What you are asked to do: Return every entry exactly.

--------

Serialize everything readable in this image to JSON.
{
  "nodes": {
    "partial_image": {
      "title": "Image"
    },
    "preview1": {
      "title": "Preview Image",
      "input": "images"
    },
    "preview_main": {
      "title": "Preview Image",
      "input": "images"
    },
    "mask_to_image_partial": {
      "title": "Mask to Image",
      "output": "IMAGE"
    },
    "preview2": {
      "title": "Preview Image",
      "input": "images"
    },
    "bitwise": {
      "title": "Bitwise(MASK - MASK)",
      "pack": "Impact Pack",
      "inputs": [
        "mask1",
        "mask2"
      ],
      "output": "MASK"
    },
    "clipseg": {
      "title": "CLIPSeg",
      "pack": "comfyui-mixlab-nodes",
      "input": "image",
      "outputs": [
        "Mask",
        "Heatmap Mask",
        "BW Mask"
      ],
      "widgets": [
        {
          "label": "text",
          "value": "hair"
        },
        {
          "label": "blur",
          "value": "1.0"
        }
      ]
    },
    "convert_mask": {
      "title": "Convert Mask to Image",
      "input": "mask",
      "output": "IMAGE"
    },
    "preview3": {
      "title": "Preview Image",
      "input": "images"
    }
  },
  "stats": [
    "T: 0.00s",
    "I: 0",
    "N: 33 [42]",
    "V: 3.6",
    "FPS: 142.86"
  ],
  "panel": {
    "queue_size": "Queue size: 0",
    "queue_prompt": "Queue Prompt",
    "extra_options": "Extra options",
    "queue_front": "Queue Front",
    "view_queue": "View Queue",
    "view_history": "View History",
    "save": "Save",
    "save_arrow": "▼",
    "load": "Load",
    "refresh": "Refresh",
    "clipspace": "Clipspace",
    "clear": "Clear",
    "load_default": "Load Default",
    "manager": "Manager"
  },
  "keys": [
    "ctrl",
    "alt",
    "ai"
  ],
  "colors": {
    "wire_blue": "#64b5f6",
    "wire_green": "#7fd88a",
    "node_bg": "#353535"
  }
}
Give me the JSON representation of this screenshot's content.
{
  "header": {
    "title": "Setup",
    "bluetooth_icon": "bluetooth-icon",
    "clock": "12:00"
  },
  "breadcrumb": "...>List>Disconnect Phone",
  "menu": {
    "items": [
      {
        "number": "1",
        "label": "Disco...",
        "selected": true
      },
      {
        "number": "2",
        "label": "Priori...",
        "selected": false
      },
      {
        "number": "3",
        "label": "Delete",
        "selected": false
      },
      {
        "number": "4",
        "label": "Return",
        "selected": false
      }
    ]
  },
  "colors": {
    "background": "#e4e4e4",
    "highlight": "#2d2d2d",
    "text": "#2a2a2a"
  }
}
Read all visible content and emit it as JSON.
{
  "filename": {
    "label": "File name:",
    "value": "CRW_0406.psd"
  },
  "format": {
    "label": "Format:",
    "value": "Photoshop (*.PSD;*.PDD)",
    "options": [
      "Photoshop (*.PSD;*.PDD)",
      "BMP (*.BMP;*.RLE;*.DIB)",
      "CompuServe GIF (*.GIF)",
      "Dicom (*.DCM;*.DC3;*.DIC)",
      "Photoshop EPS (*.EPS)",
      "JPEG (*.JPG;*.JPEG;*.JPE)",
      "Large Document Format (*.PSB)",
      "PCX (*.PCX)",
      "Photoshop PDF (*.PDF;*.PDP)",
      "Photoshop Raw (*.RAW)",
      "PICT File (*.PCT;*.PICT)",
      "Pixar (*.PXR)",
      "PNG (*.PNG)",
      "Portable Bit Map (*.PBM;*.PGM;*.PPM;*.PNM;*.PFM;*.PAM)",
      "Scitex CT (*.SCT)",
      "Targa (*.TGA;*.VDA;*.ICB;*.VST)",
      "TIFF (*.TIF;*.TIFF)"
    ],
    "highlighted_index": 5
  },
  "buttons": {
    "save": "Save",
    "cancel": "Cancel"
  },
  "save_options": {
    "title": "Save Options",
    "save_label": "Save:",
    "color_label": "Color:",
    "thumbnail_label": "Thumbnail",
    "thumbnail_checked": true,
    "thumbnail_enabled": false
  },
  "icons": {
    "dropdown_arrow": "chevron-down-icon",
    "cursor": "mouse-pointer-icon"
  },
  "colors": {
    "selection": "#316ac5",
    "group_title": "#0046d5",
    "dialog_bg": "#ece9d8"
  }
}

--------

Answer for this exercise:
Serialize everything readable in this image to JSON.
{
  "nodes": {
    "partial_image": {
      "title": "Image"
    },
    "preview1": {
      "title": "Preview Image",
      "input": "images"
    },
    "preview_main": {
      "title": "Preview Image",
      "input": "images"
    },
    "mask_to_image_partial": {
      "title": "Mask to Image",
      "output": "IMAGE"
    },
    "preview2": {
      "title": "Preview Image",
      "input": "images"
    },
    "bitwise": {
      "title": "Bitwise(MASK - MASK)",
      "pack": "Impact Pack",
      "inputs": [
        "mask1",
        "mask2"
      ],
      "output": "MASK"
    },
    "clipseg": {
      "title": "CLIPSeg",
      "pack": "comfyui-mixlab-nodes",
      "input": "image",
      "outputs": [
        "Mask",
        "Heatmap Mask",
        "BW Mask"
      ],
      "widgets": [
        {
          "label": "text",
          "value": "hair"
        },
        {
          "label": "blur",
          "value": "1.0"
        }
      ]
    },
    "convert_mask": {
      "title": "Convert Mask to Image",
      "input": "mask",
      "output": "IMAGE"
    },
    "preview3": {
      "title": "Preview Image",
      "input": "images"
    }
  },
  "stats": [
    "T: 0.00s",
    "I: 0",
    "N: 33 [42]",
    "V: 3.6",
    "FPS: 142.86"
  ],
  "panel": {
    "queue_size": "Queue size: 0",
    "queue_prompt": "Queue Prompt",
    "extra_options": "Extra options",
    "queue_front": "Queue Front",
    "view_queue": "View Queue",
    "view_history": "View History",
    "save": "Save",
    "save_arrow": "▼",
    "load": "Load",
    "refresh": "Refresh",
    "clipspace": "Clipspace",
    "clear": "Clear",
    "load_default": "Load Default",
    "manager": "Manager"
  },
  "keys": [
    "ctrl",
    "alt",
    "ai"
  ],
  "colors": {
    "wire_blue": "#64b5f6",
    "wire_green": "#7fd88a",
    "node_bg": "#353535"
  }
}
Give me the JSON representation of this screenshot's content.
{
  "header": {
    "title": "Setup",
    "bluetooth_icon": "bluetooth-icon",
    "clock": "12:00"
  },
  "breadcrumb": "...>List>Disconnect Phone",
  "menu": {
    "items": [
      {
        "number": "1",
        "label": "Disco...",
        "selected": true
      },
      {
        "number": "2",
        "label": "Priori...",
        "selected": false
      },
      {
        "number": "3",
        "label": "Delete",
        "selected": false
      },
      {
        "number": "4",
        "label": "Return",
        "selected": false
      }
    ]
  },
  "colors": {
    "background": "#e4e4e4",
    "highlight": "#2d2d2d",
    "text": "#2a2a2a"
  }
}
Read all visible content and emit it as JSON.
{
  "filename": {
    "label": "File name:",
    "value": "CRW_0406.psd"
  },
  "format": {
    "label": "Format:",
    "value": "Photoshop (*.PSD;*.PDD)",
    "options": [
      "Photoshop (*.PSD;*.PDD)",
      "BMP (*.BMP;*.RLE;*.DIB)",
      "CompuServe GIF (*.GIF)",
      "Dicom (*.DCM;*.DC3;*.DIC)",
      "Photoshop EPS (*.EPS)",
      "JPEG (*.JPG;*.JPEG;*.JPE)",
      "Large Document Format (*.PSB)",
      "PCX (*.PCX)",
      "Photoshop PDF (*.PDF;*.PDP)",
      "Photoshop Raw (*.RAW)",
      "PICT File (*.PCT;*.PICT)",
      "Pixar (*.PXR)",
      "PNG (*.PNG)",
      "Portable Bit Map (*.PBM;*.PGM;*.PPM;*.PNM;*.PFM;*.PAM)",
      "Scitex CT (*.SCT)",
      "Targa (*.TGA;*.VDA;*.ICB;*.VST)",
      "TIFF (*.TIF;*.TIFF)"
    ],
    "highlighted_index": 5
  },
  "buttons": {
    "save": "Save",
    "cancel": "Cancel"
  },
  "save_options": {
    "title": "Save Options",
    "save_label": "Save:",
    "color_label": "Color:",
    "thumbnail_label": "Thumbnail",
    "thumbnail_checked": true,
    "thumbnail_enabled": false
  },
  "icons": {
    "dropdown_arrow": "chevron-down-icon",
    "cursor": "mouse-pointer-icon"
  },
  "colors": {
    "selection": "#316ac5",
    "group_title": "#0046d5",
    "dialog_bg": "#ece9d8"
  }
}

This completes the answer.